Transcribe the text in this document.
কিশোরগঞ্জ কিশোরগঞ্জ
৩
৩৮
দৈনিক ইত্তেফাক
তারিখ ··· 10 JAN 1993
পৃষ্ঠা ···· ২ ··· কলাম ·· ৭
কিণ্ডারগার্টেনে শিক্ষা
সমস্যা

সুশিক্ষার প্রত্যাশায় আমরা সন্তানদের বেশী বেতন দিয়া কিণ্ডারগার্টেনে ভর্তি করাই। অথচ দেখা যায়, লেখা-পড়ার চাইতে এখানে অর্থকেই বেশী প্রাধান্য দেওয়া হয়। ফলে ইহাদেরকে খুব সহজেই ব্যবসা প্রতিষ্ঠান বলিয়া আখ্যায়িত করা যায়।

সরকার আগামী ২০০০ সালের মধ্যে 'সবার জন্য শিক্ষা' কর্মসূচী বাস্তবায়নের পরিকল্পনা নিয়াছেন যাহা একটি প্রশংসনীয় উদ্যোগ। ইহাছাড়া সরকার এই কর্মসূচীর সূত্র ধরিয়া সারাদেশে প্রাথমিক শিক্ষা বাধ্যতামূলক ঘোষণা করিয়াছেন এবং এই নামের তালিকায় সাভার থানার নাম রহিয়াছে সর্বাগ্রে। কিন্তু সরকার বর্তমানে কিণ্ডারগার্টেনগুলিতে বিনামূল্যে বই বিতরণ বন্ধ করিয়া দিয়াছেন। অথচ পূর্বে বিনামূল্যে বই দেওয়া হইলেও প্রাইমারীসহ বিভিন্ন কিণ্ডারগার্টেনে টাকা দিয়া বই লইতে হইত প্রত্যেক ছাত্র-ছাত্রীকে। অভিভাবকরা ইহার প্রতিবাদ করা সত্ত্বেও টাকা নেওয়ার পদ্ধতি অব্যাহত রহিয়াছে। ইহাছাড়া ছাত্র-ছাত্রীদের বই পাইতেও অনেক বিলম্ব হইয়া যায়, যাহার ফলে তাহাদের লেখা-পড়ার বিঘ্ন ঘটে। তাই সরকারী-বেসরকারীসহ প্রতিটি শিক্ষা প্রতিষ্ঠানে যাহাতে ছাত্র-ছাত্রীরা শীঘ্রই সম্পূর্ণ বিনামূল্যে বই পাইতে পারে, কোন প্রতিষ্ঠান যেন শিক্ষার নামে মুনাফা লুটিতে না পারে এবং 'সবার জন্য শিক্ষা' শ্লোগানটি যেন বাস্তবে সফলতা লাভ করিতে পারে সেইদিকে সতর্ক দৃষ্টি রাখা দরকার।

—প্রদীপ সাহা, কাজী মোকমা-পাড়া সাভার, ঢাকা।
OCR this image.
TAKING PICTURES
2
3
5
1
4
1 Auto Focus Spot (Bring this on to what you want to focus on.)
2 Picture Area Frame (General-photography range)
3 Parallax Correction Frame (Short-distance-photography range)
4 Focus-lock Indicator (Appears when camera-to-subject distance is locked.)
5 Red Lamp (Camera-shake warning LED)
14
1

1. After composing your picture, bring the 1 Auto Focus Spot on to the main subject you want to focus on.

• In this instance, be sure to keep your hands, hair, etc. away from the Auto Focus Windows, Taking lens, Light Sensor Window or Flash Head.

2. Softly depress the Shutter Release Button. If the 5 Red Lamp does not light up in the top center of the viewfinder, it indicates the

### [What you will do]
Reproduce the listing in full. Keep it exactly as written.

### [Solved problem]
Transcribe the text in this document.
কিশোরগঞ্জ কিশোরগঞ্জ
৩
৩৮
দৈনিক ইত্তেফাক
তারিখ ··· 10 JAN 1993
পৃষ্ঠা ···· ২ ··· কলাম ·· ৭
কিণ্ডারগার্টেনে শিক্ষা
সমস্যা

সুশিক্ষার প্রত্যাশায় আমরা সন্তানদের বেশী বেতন দিয়া কিণ্ডারগার্টেনে ভর্তি করাই। অথচ দেখা যায়, লেখা-পড়ার চাইতে এখানে অর্থকেই বেশী প্রাধান্য দেওয়া হয়। ফলে ইহাদেরকে খুব সহজেই ব্যবসা প্রতিষ্ঠান বলিয়া আখ্যায়িত করা যায়।

সরকার আগামী ২০০০ সালের মধ্যে 'সবার জন্য শিক্ষা' কর্মসূচী বাস্তবায়নের পরিকল্পনা নিয়াছেন যাহা একটি প্রশংসনীয় উদ্যোগ। ইহাছাড়া সরকার এই কর্মসূচীর সূত্র ধরিয়া সারাদেশে প্রাথমিক শিক্ষা বাধ্যতামূলক ঘোষণা করিয়াছেন এবং এই নামের তালিকায় সাভার থানার নাম রহিয়াছে সর্বাগ্রে। কিন্তু সরকার বর্তমানে কিণ্ডারগার্টেনগুলিতে বিনামূল্যে বই বিতরণ বন্ধ করিয়া দিয়াছেন। অথচ পূর্বে বিনামূল্যে বই দেওয়া হইলেও প্রাইমারীসহ বিভিন্ন কিণ্ডারগার্টেনে টাকা দিয়া বই লইতে হইত প্রত্যেক ছাত্র-ছাত্রীকে। অভিভাবকরা ইহার প্রতিবাদ করা সত্ত্বেও টাকা নেওয়ার পদ্ধতি অব্যাহত রহিয়াছে। ইহাছাড়া ছাত্র-ছাত্রীদের বই পাইতেও অনেক বিলম্ব হইয়া যায়, যাহার ফলে তাহাদের লেখা-পড়ার বিঘ্ন ঘটে। তাই সরকারী-বেসরকারীসহ প্রতিটি শিক্ষা প্রতিষ্ঠানে যাহাতে ছাত্র-ছাত্রীরা শীঘ্রই সম্পূর্ণ বিনামূল্যে বই পাইতে পারে, কোন প্রতিষ্ঠান যেন শিক্ষার নামে মুনাফা লুটিতে না পারে এবং 'সবার জন্য শিক্ষা' শ্লোগানটি যেন বাস্তবে সফলতা লাভ করিতে পারে সেইদিকে সতর্ক দৃষ্টি রাখা দরকার।

—প্রদীপ সাহা, কাজী মোকমা-পাড়া সাভার, ঢাকা।
OCR this image.
TAKING PICTURES
2
3
5
1
4
1 Auto Focus Spot (Bring this on to what you want to focus on.)
2 Picture Area Frame (General-photography range)
3 Parallax Correction Frame (Short-distance-photography range)
4 Focus-lock Indicator (Appears when camera-to-subject distance is locked.)
5 Red Lamp (Camera-shake warning LED)
14
1

1. After composing your picture, bring the 1 Auto Focus Spot on to the main subject you want to focus on.

• In this instance, be sure to keep your hands, hair, etc. away from the Auto Focus Windows, Taking lens, Light Sensor Window or Flash Head.

2. Softly depress the Shutter Release Button. If the 5 Red Lamp does not light up in the top center of the viewfinder, it indicates the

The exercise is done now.